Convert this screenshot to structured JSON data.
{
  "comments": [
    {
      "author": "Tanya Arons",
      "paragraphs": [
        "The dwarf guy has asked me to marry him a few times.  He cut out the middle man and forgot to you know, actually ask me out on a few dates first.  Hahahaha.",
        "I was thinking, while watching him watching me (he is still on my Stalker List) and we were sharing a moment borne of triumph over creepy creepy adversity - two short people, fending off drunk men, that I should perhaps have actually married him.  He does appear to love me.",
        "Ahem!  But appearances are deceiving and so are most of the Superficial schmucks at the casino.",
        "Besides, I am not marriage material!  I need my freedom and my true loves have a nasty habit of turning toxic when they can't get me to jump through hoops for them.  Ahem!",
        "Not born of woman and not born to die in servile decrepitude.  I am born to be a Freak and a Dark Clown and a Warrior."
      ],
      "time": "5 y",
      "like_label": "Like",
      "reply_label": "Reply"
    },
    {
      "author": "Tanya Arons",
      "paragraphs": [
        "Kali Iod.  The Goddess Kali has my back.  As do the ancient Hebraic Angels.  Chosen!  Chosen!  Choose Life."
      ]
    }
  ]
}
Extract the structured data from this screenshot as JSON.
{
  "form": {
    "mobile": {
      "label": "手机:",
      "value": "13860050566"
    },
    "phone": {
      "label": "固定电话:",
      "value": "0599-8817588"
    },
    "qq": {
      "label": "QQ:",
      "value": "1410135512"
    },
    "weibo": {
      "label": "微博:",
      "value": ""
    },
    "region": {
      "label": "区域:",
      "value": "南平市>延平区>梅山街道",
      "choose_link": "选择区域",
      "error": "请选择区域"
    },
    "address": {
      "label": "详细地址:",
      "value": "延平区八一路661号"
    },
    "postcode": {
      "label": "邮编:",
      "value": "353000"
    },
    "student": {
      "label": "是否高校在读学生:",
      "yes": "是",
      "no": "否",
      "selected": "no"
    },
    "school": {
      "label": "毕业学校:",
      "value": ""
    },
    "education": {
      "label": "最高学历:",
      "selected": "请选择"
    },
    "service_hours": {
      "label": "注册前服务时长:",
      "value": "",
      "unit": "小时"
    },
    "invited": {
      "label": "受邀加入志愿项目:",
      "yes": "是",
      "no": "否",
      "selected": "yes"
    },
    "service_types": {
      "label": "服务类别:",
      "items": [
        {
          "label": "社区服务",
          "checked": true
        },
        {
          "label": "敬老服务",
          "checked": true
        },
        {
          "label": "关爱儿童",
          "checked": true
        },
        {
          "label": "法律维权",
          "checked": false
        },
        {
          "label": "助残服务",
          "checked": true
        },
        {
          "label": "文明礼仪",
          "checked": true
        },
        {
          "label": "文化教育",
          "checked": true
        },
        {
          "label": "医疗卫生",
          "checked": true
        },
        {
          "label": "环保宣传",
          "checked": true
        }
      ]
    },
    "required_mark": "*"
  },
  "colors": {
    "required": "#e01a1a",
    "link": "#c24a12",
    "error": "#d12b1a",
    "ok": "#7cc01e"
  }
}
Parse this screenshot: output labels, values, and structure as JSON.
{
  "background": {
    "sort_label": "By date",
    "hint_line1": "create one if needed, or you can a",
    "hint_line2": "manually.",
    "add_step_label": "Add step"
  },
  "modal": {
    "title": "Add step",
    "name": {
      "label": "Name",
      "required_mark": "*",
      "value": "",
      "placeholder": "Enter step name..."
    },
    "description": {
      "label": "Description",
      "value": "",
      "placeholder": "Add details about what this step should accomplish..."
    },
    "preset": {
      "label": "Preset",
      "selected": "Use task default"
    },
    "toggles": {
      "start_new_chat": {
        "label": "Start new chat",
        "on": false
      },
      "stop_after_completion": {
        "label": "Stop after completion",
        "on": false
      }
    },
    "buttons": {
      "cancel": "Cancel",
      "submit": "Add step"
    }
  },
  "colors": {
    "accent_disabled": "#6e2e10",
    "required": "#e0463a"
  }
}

──────────

# [Problem requirements]
Pull out and copy each line containing the string "data".

# [Task answer]
Convert this screenshot to structured JSON data.
Extract the structured data from this screenshot as JSON.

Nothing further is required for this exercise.